TASK PROMPT: Using the entries below, return word for word the lines from the one containing "Read this page and output its text content." up to and including the last.

Collection entries:
————
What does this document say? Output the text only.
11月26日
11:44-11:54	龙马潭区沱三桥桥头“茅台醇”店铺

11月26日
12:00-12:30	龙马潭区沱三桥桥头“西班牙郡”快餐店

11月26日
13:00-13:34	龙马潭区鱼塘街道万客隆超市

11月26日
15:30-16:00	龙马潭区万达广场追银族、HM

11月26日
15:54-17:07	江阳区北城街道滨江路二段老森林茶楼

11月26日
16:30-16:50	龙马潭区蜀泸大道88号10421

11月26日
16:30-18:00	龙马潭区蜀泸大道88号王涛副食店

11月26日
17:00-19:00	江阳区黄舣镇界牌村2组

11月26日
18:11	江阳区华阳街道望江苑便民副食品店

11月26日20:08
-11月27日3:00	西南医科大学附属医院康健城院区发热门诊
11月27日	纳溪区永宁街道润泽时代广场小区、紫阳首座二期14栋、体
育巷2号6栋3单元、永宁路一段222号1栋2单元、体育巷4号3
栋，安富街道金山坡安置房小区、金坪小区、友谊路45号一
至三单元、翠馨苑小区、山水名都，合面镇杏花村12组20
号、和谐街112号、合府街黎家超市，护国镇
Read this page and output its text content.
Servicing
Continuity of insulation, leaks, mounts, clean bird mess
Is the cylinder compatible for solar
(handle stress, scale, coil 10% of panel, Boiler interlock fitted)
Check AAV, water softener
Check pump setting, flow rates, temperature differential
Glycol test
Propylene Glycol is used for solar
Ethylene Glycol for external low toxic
————
EXERCISE RESPONSE:
Read this page and output its text content.
Servicing
Continuity of insulation, leaks, mounts, clean bird mess
Is the cylinder compatible for solar
(handle stress, scale, coil 10% of panel, Boiler interlock fitted)
Check AAV, water softener
Check pump setting, flow rates, temperature differential
Glycol test
Propylene Glycol is used for solar
Ethylene Glycol for external low toxic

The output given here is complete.